** begin Page extract **

If you fillet your redfish don't forget to keep run you knife along the bottom of the gill plate to remove the two pectoral fins with the flesh attached. The same way people remove snapper "throats."

Start keeping sheepshead if you don't already. They make the best ceviche. They are also nice to grill whole while sitting around the camp at night. The yield is low, but if you grill them whole it doesn't really matter. If there are kids around, make them useful and enlist them to do your sheep fishing along the bulkhead. This strategy has never failed me.


----------



## Mike C

Megalops said:


> Hi Mike C! No these were not from Saturday just an older pic. It was nice chatting with you, we should plan a trip or two in future. Good job on the fish action.


I really appreciate the location tip. Rebecca was stoked when she hooked into that first fish. She got really sad when it hit the the piling and came off. 
I'm always up for another fishing trip. Got lots of time since I'm retired.


----------



## jimsmicro

Cook them? I thought this was a website for fly chucking push poling catch and release tree huggers?



I batter and fry the white flakey fish with some home made french fries to eat ton the patio with some home made beer. Reds and any other darker meat fish get thrown back where they belong for the most part.


----------



## permitchaser

I read this hole thread and I'm so darn hungry now....


----------



## Hardluk81




----------



## anytide

cut in even pieces or fingers.
fried in 2/1 cornmeal over flour
ol bay
salt n pepper
black bass pictured.


----------



## LowHydrogen

Just had a killer 16oz strip. I couldn't eat a bite, but come to this thread instantly wish I had some fresh fish, and wish I was home, and not in Oklahoma lol.


----------



## yobata

I'm going to panko the flounder I caught today and sauté it butter/olive oil


----------



## gaman

I grill or bake all my fish. Frying fish is an art I have never perfected and neither has most restaurants.


----------



## Capnredfish

Nice toasted bun, beer battered with homemade pear/cabbage slaw on top, home made tarter or remolaude and fresh squeezed lemon.

** end Page extract **
** begin Given records **

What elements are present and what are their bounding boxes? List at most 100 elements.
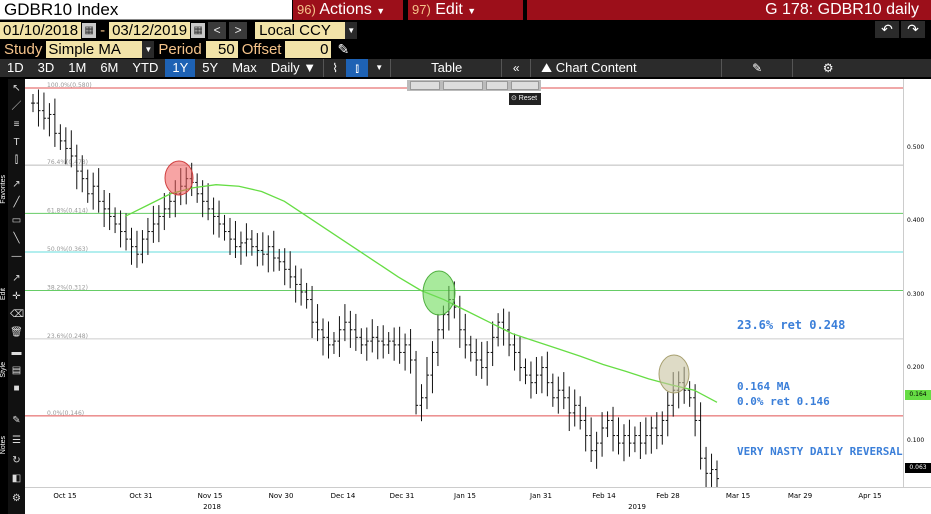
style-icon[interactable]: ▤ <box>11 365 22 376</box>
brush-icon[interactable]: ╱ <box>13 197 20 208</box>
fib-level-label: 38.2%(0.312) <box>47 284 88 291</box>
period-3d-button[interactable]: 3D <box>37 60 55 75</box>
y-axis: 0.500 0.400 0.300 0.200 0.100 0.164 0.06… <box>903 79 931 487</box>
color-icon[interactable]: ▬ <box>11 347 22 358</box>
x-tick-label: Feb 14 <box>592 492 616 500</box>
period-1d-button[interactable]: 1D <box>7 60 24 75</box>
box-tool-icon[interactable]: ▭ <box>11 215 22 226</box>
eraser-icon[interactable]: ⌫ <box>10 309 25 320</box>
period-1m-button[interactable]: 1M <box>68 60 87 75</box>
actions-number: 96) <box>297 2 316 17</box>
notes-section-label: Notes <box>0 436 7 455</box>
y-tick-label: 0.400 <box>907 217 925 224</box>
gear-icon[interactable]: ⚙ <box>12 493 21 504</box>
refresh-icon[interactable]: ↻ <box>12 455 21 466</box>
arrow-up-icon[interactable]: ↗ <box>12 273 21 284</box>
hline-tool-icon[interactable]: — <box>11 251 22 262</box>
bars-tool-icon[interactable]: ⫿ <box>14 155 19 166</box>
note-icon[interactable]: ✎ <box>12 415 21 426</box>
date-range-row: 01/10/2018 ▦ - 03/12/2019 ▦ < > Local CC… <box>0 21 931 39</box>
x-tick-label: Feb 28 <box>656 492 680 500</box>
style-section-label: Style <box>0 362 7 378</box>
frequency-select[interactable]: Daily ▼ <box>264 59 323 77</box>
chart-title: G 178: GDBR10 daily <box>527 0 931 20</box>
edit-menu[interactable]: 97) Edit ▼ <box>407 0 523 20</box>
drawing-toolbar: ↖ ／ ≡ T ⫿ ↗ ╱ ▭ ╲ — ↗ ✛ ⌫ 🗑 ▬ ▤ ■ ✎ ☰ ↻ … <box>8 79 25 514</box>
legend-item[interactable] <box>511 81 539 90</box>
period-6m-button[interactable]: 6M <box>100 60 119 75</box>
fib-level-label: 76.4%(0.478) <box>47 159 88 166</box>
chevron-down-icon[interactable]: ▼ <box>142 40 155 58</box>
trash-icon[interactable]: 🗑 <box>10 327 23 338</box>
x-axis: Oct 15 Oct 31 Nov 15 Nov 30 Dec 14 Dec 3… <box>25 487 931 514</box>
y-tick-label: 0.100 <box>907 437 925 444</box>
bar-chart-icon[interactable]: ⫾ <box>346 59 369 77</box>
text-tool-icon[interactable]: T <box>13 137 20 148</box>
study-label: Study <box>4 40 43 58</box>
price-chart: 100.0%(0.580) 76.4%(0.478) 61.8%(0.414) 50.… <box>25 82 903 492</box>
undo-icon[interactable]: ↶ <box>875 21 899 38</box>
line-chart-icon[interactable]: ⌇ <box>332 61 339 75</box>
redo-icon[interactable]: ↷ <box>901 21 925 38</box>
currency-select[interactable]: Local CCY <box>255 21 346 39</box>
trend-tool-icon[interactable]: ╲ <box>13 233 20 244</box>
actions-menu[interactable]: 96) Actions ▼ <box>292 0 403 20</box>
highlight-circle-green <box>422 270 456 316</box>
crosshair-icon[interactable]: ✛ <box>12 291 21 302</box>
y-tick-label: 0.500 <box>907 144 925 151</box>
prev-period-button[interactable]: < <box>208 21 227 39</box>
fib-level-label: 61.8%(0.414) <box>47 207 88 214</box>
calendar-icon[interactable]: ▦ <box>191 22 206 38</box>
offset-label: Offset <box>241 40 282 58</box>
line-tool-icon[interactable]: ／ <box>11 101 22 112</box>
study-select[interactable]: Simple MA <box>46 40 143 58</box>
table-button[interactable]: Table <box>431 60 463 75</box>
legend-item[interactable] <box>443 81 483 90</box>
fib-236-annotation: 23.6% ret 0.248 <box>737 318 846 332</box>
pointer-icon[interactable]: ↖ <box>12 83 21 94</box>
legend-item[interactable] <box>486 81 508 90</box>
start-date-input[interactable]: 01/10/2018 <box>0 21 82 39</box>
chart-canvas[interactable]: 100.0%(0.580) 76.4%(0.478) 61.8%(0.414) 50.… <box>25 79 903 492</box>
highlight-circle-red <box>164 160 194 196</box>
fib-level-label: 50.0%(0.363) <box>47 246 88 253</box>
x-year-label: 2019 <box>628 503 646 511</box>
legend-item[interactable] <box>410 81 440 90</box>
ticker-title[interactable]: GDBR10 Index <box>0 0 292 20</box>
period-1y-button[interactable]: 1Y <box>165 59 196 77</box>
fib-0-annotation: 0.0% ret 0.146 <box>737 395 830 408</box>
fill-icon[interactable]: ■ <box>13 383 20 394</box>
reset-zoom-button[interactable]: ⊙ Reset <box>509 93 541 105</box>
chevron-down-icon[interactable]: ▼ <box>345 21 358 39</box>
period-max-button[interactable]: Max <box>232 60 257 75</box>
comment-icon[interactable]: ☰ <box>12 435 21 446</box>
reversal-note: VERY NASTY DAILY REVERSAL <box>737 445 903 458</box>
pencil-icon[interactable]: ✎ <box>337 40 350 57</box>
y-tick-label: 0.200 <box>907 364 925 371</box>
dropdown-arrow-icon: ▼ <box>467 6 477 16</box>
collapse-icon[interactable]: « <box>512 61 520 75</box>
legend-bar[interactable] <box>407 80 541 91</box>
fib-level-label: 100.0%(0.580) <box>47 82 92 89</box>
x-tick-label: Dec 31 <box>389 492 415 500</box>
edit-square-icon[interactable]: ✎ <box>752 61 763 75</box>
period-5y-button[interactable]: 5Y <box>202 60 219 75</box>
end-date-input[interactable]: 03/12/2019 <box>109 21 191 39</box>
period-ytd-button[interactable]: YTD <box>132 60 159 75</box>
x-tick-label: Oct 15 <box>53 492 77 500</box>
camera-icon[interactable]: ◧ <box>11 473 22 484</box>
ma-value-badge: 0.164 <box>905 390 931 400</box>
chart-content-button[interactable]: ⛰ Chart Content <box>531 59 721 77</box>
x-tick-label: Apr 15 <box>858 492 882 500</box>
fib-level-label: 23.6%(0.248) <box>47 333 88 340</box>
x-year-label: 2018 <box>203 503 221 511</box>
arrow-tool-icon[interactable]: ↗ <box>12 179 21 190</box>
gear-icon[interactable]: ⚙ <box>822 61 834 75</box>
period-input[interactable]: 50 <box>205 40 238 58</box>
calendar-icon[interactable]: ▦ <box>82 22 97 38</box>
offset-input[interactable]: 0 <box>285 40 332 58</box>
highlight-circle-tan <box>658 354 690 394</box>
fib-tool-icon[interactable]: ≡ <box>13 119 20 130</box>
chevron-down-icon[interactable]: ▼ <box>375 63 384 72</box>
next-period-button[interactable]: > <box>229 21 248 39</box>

** end Given records **

▶ **Given instruction A**:
Answer these about the fish-cooking thread, one per line:
(i) What dish do sheepshead make the best of, according to the thread?
(ii) In anytide's recipe, what is the ratio of cornmeal to flour?
(iii) What fish does yobata plan to coat in panko?
▶ **Given instruction B**: Write what comes next in the fish-cooking thread, picking up after its final post.

▶ **Written answer A**:
(i) Ceviche.
(ii) Two parts cornmeal to one part flour.
(iii) Flounder.

▶ **Written answer B**:
For snapper, 98.3 degrees and without slaw.


----------



## crboggs

Baked or blackened typically. 

But I've been known to scale, gut, and grill smaller snapper (vermillion especially) whole after rubbing them with olive oil and stuffing them with crushed garlic and lemon slices...


----------



## EdK13

FISH BREADING

1 cup yellow cornmeal or half and half yellow cornmeal and cracker crumbs. If you use crackers, ditch the salt.
1 teaspoon salt 
1/2 teaspoon pepper 
1/2 teaspoons paprika 
1/2 teaspoon dry mustard 
1/2 teaspoon onion powder 
1/2 teaspoon garlic powder

Beat an egg or two and dip your fish, then roll it in your coating. If you want extra thick coating, do it again. I usually add salt to egg for loosening. Fry or saute.

Simple Simona

LA Hot sauce
Wet Mustard
Red Pepper
Corn Meal
Brined Trout Fillets

Place bite sized pieces in a bowl. Coat with LHS, Mustard, and sprinkle-sprinkle cayenne pepper
Toss and put in fridge for ten minutes. Dredge in Corn meal and fry to perfection.

BEER BATTER 

1 can beer 
1 egg (or if it turns out too greasy, two egg whites)
1 cup self rising flour
2 tablespoons garlic powder 
2 tablespoons onion powder 
1 teaspoon dry mustard
1 teaspoon each salt and pepper
1/4 teaspoon cayenne

Beat all ingredients and have an extra plate to the side of plain flour.. 1/4 to 1/2 cup maximum. 

Dredge the fish in the flour, shake off the excess, then in the batter. Then fry. It helps your batter stick to the fish. 

HUSH PUPPIES 
These are a necessity with fried catfish or Sea Trout. And you can use this batter without the veggies to fry your fish in, and when you have all the fish done, add your finely chopped veggies. It's also a great thing to dip hot dogs or little smokies in and fry.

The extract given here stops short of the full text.